>>>>
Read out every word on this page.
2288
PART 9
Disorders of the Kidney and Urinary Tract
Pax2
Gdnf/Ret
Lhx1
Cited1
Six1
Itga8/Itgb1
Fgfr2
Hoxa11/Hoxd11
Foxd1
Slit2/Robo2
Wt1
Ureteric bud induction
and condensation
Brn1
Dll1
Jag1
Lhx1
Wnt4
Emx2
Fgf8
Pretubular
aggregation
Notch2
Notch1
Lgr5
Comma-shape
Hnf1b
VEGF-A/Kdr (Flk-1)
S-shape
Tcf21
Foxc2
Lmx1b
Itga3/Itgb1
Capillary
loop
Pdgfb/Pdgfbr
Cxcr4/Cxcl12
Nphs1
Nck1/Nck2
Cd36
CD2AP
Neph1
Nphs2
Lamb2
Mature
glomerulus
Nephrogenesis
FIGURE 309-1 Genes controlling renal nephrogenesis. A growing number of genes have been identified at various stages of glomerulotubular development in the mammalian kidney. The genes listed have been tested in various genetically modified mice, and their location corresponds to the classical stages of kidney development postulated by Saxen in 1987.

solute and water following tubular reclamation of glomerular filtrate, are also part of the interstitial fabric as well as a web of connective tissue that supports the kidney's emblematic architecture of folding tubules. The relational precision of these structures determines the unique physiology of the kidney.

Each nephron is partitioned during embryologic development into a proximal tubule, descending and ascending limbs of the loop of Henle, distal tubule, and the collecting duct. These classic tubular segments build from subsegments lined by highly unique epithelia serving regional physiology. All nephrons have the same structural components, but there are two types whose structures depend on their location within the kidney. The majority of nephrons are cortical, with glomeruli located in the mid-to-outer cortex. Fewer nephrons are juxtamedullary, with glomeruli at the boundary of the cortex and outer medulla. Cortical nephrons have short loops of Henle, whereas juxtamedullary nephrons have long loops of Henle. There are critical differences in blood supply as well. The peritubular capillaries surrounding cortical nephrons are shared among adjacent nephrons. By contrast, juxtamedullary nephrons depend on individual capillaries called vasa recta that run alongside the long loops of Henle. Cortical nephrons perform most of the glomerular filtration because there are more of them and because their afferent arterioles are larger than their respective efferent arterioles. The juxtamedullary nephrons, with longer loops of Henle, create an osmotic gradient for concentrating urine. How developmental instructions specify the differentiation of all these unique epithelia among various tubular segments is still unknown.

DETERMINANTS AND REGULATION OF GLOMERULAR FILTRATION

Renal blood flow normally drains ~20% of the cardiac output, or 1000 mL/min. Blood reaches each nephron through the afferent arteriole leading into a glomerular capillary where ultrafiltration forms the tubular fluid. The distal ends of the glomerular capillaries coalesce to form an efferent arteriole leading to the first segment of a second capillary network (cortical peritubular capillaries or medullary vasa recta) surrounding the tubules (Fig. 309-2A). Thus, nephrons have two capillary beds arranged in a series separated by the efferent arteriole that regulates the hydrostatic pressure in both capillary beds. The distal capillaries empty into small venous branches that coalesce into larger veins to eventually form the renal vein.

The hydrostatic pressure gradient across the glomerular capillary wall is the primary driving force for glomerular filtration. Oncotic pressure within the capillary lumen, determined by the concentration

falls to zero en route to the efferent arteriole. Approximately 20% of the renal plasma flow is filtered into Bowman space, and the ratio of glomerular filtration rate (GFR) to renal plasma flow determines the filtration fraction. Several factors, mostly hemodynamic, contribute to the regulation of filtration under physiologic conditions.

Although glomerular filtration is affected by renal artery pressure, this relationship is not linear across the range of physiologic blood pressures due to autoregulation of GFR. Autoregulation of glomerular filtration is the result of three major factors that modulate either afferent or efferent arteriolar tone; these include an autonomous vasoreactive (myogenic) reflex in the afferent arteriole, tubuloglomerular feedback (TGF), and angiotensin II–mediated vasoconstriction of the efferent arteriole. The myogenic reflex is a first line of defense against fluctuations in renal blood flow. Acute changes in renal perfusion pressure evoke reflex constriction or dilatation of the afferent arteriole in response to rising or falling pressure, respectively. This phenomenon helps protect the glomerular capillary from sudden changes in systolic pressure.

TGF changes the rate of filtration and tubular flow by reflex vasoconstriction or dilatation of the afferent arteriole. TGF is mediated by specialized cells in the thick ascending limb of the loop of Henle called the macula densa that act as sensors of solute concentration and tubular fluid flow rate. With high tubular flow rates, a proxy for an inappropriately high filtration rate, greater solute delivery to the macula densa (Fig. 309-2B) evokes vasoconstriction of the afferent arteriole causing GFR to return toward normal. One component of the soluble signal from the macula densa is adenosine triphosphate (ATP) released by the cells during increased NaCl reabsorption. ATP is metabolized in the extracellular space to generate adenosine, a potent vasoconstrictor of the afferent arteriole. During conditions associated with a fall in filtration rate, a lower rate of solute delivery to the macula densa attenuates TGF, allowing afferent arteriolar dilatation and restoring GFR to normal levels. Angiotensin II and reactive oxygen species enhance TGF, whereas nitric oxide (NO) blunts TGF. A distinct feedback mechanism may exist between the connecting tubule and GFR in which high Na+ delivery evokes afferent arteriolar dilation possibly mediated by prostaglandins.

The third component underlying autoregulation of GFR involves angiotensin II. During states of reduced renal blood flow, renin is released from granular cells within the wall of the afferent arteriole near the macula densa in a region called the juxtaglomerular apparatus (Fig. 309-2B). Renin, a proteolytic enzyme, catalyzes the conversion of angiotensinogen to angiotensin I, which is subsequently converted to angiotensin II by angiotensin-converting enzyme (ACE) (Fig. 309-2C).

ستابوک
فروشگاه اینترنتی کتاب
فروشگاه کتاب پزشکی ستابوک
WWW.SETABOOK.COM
<<<<
◆ DESCRIPTION OF THE TASK ◆
Look through the entries for the string "determines". Every line that has it belongs in the answer.

◆ YOUR RESPONSE ◆
solute and water following tubular reclamation of glomerular filtrate, are also part of the interstitial fabric as well as a web of connective tissue that supports the kidney's emblematic architecture of folding tubules. The relational precision of these structures determines the unique physiology of the kidney.
falls to zero en route to the efferent arteriole. Approximately 20% of the renal plasma flow is filtered into Bowman space, and the ratio of glomerular filtration rate (GFR) to renal plasma flow determines the filtration fraction. Several factors, mostly hemodynamic, contribute to the regulation of filtration under physiologic conditions.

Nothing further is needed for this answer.